*What you will do*. Make an exact copy of all the material below, apart from the pictures.

*Exercise inputs*.
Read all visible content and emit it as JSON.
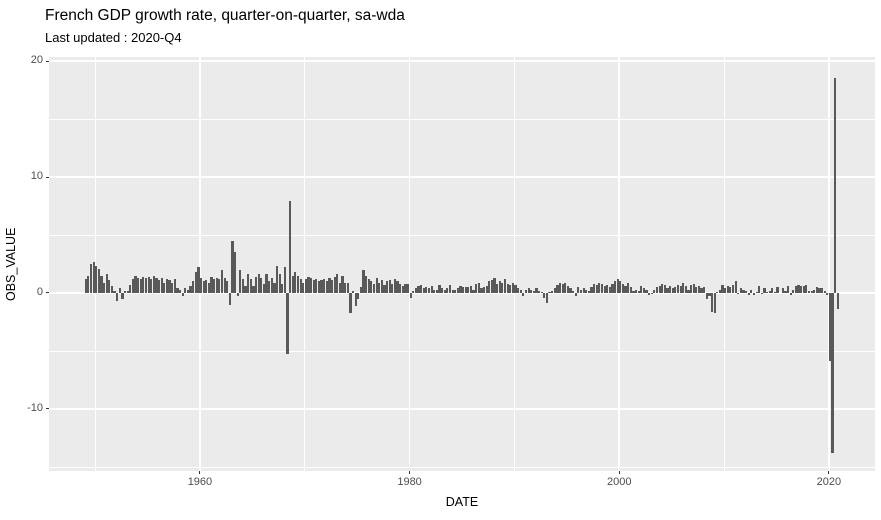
{
  "chart_data": {
    "type": "bar",
    "title": "French GDP growth rate, quarter-on-quarter, sa-wda",
    "subtitle": "Last updated : 2020-Q4",
    "xlabel": "DATE",
    "ylabel": "OBS_VALUE",
    "x_ticks": [
      1960,
      1980,
      2000,
      2020
    ],
    "x_minor_ticks": [
      1950,
      1970,
      1990,
      2010
    ],
    "y_ticks": [
      20,
      10,
      0,
      -10
    ],
    "y_minor_ticks": [
      15,
      5,
      -5,
      -15
    ],
    "xlim": [
      1945.6,
      2024.4
    ],
    "ylim": [
      -15.35,
      20.35
    ],
    "grid": "on",
    "legend": "none",
    "frequency": "quarterly",
    "start": "1949-Q1",
    "end": "2020-Q4",
    "start_year": 1949,
    "unit": "percent, quarter-on-quarter",
    "values": [
      1.2,
      1.5,
      2.5,
      2.7,
      2.3,
      2.1,
      1.5,
      0.9,
      1.6,
      1.1,
      0.6,
      0.2,
      -0.7,
      0.4,
      -0.5,
      0.2,
      0.2,
      0.7,
      1.2,
      1.5,
      1.3,
      1.2,
      1.4,
      1.3,
      1.4,
      1.2,
      1.5,
      1.3,
      1.1,
      1.3,
      0.9,
      1.2,
      1.1,
      0.9,
      1.2,
      0.4,
      0.3,
      -0.3,
      0.4,
      0.3,
      0.6,
      1.0,
      1.8,
      2.2,
      1.3,
      1.0,
      1.1,
      0.9,
      1.4,
      1.2,
      1.3,
      1.2,
      2.0,
      1.3,
      1.0,
      -1.0,
      4.5,
      3.5,
      -0.3,
      2.0,
      1.2,
      0.6,
      1.6,
      1.2,
      0.6,
      1.4,
      1.6,
      1.3,
      0.8,
      1.6,
      1.0,
      1.3,
      0.9,
      2.3,
      1.6,
      0.8,
      2.2,
      -5.3,
      7.9,
      1.5,
      1.8,
      1.5,
      1.2,
      0.9,
      1.2,
      1.4,
      1.3,
      1.1,
      1.2,
      1.0,
      1.1,
      1.2,
      1.0,
      1.3,
      1.1,
      1.4,
      1.6,
      0.9,
      1.5,
      0.9,
      0.9,
      -1.7,
      0.2,
      -1.1,
      -0.5,
      0.5,
      2.0,
      1.5,
      1.2,
      1.0,
      0.8,
      1.3,
      0.9,
      1.1,
      0.7,
      1.0,
      1.1,
      0.8,
      1.2,
      1.0,
      0.8,
      0.6,
      0.8,
      0.8,
      -0.4,
      0.2,
      0.4,
      0.6,
      0.7,
      0.4,
      0.5,
      0.4,
      0.6,
      0.3,
      0.3,
      0.7,
      0.4,
      0.3,
      0.4,
      0.7,
      0.3,
      0.3,
      0.4,
      0.6,
      0.5,
      0.5,
      0.5,
      0.6,
      0.3,
      0.8,
      0.9,
      0.4,
      0.5,
      0.6,
      1.0,
      1.1,
      1.3,
      0.8,
      1.0,
      0.9,
      1.2,
      0.8,
      0.7,
      0.9,
      0.7,
      0.4,
      0.3,
      -0.3,
      0.3,
      0.4,
      0.3,
      0.2,
      0.4,
      0.2,
      0.1,
      -0.4,
      -0.9,
      0.1,
      0.2,
      0.4,
      0.7,
      0.9,
      0.8,
      0.9,
      0.6,
      0.4,
      0.2,
      -0.3,
      0.5,
      0.3,
      0.4,
      0.3,
      0.2,
      0.5,
      0.8,
      0.7,
      0.9,
      0.8,
      0.6,
      0.7,
      0.5,
      0.8,
      1.0,
      1.2,
      1.0,
      0.8,
      0.6,
      0.9,
      0.5,
      0.2,
      0.3,
      0.2,
      0.6,
      0.4,
      0.3,
      -0.2,
      -0.1,
      0.3,
      0.5,
      0.6,
      0.8,
      0.7,
      0.4,
      0.6,
      0.4,
      0.5,
      0.7,
      0.6,
      0.9,
      0.6,
      0.3,
      0.7,
      0.8,
      0.5,
      0.6,
      0.4,
      0.5,
      -0.5,
      -0.3,
      -1.6,
      -1.7,
      0.1,
      0.3,
      0.7,
      0.4,
      0.6,
      0.5,
      0.7,
      1.0,
      -0.1,
      0.4,
      0.3,
      0.2,
      -0.2,
      0.3,
      -0.2,
      0.1,
      0.6,
      -0.1,
      0.4,
      0.1,
      0.2,
      0.4,
      0.1,
      0.5,
      0.0,
      0.4,
      0.2,
      0.6,
      -0.2,
      0.3,
      0.6,
      0.7,
      0.6,
      0.6,
      0.7,
      0.2,
      0.2,
      0.3,
      0.5,
      0.4,
      0.4,
      0.2,
      -0.2,
      -5.9,
      -13.8,
      18.5,
      -1.4
    ],
    "colors": {
      "bar": "#595959",
      "panel_bg": "#EBEBEB",
      "grid": "#FFFFFF",
      "tick_label": "#4D4D4D",
      "tick_mark": "#333333",
      "axis_title": "#000000"
    }
  }
}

*Full response*.
Read all visible content and emit it as JSON.
{
  "chart_data": {
    "type": "bar",
    "title": "French GDP growth rate, quarter-on-quarter, sa-wda",
    "subtitle": "Last updated : 2020-Q4",
    "xlabel": "DATE",
    "ylabel": "OBS_VALUE",
    "x_ticks": [
      1960,
      1980,
      2000,
      2020
    ],
    "x_minor_ticks": [
      1950,
      1970,
      1990,
      2010
    ],
    "y_ticks": [
      20,
      10,
      0,
      -10
    ],
    "y_minor_ticks": [
      15,
      5,
      -5,
      -15
    ],
    "xlim": [
      1945.6,
      2024.4
    ],
    "ylim": [
      -15.35,
      20.35
    ],
    "grid": "on",
    "legend": "none",
    "frequency": "quarterly",
    "start": "1949-Q1",
    "end": "2020-Q4",
    "start_year": 1949,
    "unit": "percent, quarter-on-quarter",
    "values": [
      1.2,
      1.5,
      2.5,
      2.7,
      2.3,
      2.1,
      1.5,
      0.9,
      1.6,
      1.1,
      0.6,
      0.2,
      -0.7,
      0.4,
      -0.5,
      0.2,
      0.2,
      0.7,
      1.2,
      1.5,
      1.3,
      1.2,
      1.4,
      1.3,
      1.4,
      1.2,
      1.5,
      1.3,
      1.1,
      1.3,
      0.9,
      1.2,
      1.1,
      0.9,
      1.2,
      0.4,
      0.3,
      -0.3,
      0.4,
      0.3,
      0.6,
      1.0,
      1.8,
      2.2,
      1.3,
      1.0,
      1.1,
      0.9,
      1.4,
      1.2,
      1.3,
      1.2,
      2.0,
      1.3,
      1.0,
      -1.0,
      4.5,
      3.5,
      -0.3,
      2.0,
      1.2,
      0.6,
      1.6,
      1.2,
      0.6,
      1.4,
      1.6,
      1.3,
      0.8,
      1.6,
      1.0,
      1.3,
      0.9,
      2.3,
      1.6,
      0.8,
      2.2,
      -5.3,
      7.9,
      1.5,
      1.8,
      1.5,
      1.2,
      0.9,
      1.2,
      1.4,
      1.3,
      1.1,
      1.2,
      1.0,
      1.1,
      1.2,
      1.0,
      1.3,
      1.1,
      1.4,
      1.6,
      0.9,
      1.5,
      0.9,
      0.9,
      -1.7,
      0.2,
      -1.1,
      -0.5,
      0.5,
      2.0,
      1.5,
      1.2,
      1.0,
      0.8,
      1.3,
      0.9,
      1.1,
      0.7,
      1.0,
      1.1,
      0.8,
      1.2,
      1.0,
      0.8,
      0.6,
      0.8,
      0.8,
      -0.4,
      0.2,
      0.4,
      0.6,
      0.7,
      0.4,
      0.5,
      0.4,
      0.6,
      0.3,
      0.3,
      0.7,
      0.4,
      0.3,
      0.4,
      0.7,
      0.3,
      0.3,
      0.4,
      0.6,
      0.5,
      0.5,
      0.5,
      0.6,
      0.3,
      0.8,
      0.9,
      0.4,
      0.5,
      0.6,
      1.0,
      1.1,
      1.3,
      0.8,
      1.0,
      0.9,
      1.2,
      0.8,
      0.7,
      0.9,
      0.7,
      0.4,
      0.3,
      -0.3,
      0.3,
      0.4,
      0.3,
      0.2,
      0.4,
      0.2,
      0.1,
      -0.4,
      -0.9,
      0.1,
      0.2,
      0.4,
      0.7,
      0.9,
      0.8,
      0.9,
      0.6,
      0.4,
      0.2,
      -0.3,
      0.5,
      0.3,
      0.4,
      0.3,
      0.2,
      0.5,
      0.8,
      0.7,
      0.9,
      0.8,
      0.6,
      0.7,
      0.5,
      0.8,
      1.0,
      1.2,
      1.0,
      0.8,
      0.6,
      0.9,
      0.5,
      0.2,
      0.3,
      0.2,
      0.6,
      0.4,
      0.3,
      -0.2,
      -0.1,
      0.3,
      0.5,
      0.6,
      0.8,
      0.7,
      0.4,
      0.6,
      0.4,
      0.5,
      0.7,
      0.6,
      0.9,
      0.6,
      0.3,
      0.7,
      0.8,
      0.5,
      0.6,
      0.4,
      0.5,
      -0.5,
      -0.3,
      -1.6,
      -1.7,
      0.1,
      0.3,
      0.7,
      0.4,
      0.6,
      0.5,
      0.7,
      1.0,
      -0.1,
      0.4,
      0.3,
      0.2,
      -0.2,
      0.3,
      -0.2,
      0.1,
      0.6,
      -0.1,
      0.4,
      0.1,
      0.2,
      0.4,
      0.1,
      0.5,
      0.0,
      0.4,
      0.2,
      0.6,
      -0.2,
      0.3,
      0.6,
      0.7,
      0.6,
      0.6,
      0.7,
      0.2,
      0.2,
      0.3,
      0.5,
      0.4,
      0.4,
      0.2,
      -0.2,
      -5.9,
      -13.8,
      18.5,
      -1.4
    ],
    "colors": {
      "bar": "#595959",
      "panel_bg": "#EBEBEB",
      "grid": "#FFFFFF",
      "tick_label": "#4D4D4D",
      "tick_mark": "#333333",
      "axis_title": "#000000"
    }
  }
}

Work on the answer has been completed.